▶ [YOUR OBJECTIVE]: Only the number is wanted: how many lines contain "type"?

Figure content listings

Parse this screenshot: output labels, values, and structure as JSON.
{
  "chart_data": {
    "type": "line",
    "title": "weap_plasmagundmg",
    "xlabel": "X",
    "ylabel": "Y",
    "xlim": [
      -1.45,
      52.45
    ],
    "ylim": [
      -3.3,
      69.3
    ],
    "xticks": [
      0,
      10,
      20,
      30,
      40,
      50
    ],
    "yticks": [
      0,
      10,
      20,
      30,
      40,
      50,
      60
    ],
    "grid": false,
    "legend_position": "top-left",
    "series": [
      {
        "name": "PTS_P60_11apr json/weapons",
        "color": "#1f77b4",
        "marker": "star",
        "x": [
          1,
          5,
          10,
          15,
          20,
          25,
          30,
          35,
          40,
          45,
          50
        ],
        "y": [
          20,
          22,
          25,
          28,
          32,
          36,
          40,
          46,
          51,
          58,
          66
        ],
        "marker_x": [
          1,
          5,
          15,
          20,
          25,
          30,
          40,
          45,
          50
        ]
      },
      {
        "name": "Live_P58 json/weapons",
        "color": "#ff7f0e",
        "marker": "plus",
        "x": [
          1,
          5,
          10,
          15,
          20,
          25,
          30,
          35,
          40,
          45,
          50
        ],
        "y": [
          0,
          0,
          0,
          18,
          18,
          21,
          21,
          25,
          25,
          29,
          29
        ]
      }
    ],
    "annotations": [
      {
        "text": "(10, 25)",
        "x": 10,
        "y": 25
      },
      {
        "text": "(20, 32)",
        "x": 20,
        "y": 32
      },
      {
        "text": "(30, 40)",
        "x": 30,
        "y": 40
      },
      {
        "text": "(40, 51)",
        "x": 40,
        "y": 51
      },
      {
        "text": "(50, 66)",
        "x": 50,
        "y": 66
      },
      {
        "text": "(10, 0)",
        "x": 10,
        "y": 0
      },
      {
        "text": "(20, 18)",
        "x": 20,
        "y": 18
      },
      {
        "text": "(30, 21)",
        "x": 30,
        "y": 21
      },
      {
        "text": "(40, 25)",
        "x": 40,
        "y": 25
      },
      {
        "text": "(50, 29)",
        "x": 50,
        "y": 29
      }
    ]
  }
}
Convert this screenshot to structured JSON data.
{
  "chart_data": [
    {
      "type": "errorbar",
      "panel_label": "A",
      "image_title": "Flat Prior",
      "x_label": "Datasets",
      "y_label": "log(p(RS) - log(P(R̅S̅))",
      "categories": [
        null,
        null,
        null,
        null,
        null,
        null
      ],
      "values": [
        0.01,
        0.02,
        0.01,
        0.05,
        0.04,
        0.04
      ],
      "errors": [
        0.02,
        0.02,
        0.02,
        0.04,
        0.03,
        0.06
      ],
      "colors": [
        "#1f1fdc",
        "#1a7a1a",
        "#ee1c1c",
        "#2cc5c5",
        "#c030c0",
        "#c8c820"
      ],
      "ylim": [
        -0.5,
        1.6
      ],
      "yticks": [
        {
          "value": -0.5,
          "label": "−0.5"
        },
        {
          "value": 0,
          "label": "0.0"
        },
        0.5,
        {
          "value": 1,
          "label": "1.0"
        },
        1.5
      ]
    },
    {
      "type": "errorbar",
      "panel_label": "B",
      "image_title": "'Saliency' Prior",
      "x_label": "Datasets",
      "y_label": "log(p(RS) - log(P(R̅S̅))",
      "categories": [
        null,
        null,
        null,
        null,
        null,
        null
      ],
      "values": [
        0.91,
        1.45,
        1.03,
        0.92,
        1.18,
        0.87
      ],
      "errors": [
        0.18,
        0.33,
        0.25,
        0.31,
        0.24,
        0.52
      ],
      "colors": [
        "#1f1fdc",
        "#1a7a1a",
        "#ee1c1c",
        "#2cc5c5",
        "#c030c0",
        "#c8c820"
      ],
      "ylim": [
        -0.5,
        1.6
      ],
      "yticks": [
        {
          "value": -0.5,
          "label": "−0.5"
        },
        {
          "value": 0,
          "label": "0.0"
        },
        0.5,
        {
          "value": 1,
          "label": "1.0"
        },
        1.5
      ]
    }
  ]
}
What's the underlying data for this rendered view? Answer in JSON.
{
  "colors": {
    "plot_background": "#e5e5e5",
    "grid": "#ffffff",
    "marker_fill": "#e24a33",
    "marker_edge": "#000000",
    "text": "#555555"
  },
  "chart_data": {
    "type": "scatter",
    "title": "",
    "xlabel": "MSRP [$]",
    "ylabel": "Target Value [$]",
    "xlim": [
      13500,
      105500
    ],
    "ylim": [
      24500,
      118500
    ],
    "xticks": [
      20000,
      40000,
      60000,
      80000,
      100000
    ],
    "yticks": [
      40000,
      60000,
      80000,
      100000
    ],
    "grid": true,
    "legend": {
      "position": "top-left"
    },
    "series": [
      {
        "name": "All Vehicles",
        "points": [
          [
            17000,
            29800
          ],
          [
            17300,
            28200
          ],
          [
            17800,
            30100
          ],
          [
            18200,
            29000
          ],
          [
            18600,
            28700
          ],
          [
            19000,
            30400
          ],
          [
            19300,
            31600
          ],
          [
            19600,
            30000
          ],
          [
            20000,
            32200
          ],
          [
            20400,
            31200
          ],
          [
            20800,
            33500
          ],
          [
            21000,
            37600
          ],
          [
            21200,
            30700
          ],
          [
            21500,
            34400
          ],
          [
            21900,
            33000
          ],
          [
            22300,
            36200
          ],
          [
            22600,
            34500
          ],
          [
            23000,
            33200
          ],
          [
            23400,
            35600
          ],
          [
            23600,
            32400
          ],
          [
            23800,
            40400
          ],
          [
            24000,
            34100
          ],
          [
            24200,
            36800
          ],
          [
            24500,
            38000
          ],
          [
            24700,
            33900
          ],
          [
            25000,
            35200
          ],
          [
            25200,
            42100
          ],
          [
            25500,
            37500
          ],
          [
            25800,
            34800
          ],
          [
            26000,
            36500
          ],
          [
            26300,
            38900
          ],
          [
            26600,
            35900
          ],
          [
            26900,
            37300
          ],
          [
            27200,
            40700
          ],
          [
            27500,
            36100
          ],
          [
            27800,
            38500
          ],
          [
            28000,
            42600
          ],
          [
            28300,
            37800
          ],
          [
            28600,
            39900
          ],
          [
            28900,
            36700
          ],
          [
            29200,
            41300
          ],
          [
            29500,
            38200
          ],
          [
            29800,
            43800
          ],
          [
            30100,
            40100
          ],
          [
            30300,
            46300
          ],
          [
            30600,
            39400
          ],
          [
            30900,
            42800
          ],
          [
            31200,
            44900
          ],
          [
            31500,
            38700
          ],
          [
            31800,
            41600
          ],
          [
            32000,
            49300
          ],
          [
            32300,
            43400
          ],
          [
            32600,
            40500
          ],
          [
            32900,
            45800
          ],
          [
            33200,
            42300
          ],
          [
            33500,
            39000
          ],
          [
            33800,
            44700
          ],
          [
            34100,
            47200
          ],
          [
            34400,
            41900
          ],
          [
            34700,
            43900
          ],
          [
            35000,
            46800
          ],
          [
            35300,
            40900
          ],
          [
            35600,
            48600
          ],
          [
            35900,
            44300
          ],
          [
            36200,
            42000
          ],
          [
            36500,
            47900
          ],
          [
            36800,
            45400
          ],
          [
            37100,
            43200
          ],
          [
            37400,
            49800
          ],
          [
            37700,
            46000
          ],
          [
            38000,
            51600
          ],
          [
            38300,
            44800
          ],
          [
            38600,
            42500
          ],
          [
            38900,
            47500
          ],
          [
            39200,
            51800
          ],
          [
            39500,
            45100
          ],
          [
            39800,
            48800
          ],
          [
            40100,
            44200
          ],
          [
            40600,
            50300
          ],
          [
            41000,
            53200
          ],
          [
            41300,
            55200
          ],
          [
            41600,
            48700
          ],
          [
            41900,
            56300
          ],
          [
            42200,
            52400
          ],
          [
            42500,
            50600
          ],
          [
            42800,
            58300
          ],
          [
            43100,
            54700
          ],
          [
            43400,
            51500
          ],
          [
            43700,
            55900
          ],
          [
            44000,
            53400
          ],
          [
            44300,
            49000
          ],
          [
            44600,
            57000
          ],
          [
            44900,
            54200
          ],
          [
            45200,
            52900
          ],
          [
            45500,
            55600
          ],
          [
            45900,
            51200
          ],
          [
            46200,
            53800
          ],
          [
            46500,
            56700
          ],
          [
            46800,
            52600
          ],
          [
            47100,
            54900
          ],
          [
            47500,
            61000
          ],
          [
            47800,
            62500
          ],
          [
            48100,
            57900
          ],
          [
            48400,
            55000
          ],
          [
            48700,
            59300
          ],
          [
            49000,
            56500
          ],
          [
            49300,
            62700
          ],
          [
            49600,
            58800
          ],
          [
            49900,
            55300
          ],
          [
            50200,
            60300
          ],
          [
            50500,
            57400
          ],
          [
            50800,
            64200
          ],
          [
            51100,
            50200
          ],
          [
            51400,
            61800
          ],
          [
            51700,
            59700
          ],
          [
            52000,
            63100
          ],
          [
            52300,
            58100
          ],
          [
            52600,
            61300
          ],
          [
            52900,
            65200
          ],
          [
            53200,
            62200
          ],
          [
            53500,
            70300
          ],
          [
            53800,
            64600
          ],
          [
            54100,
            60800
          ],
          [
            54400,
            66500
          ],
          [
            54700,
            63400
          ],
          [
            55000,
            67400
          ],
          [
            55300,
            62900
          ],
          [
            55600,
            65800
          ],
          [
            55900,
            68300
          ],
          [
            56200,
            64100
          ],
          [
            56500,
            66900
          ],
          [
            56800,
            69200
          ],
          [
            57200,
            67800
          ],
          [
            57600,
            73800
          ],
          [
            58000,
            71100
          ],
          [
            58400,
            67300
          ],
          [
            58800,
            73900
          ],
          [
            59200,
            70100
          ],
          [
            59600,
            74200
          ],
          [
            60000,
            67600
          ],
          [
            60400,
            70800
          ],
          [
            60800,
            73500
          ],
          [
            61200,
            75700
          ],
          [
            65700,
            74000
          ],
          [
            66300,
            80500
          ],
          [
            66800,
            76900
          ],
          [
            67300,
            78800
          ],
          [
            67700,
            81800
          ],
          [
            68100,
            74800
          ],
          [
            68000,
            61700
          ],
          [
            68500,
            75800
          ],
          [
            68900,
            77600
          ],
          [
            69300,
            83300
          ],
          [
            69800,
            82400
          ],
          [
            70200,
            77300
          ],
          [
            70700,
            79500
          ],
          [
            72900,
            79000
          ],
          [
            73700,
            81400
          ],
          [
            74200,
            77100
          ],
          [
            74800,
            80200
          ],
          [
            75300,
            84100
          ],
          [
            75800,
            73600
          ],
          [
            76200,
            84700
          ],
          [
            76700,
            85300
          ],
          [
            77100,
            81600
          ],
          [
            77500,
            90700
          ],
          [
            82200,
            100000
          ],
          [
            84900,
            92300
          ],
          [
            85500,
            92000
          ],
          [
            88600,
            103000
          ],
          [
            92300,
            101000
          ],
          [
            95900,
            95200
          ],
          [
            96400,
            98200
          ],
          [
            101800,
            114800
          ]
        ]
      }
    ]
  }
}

▶ [SOLUTION TO THIS EXERCISE]: 4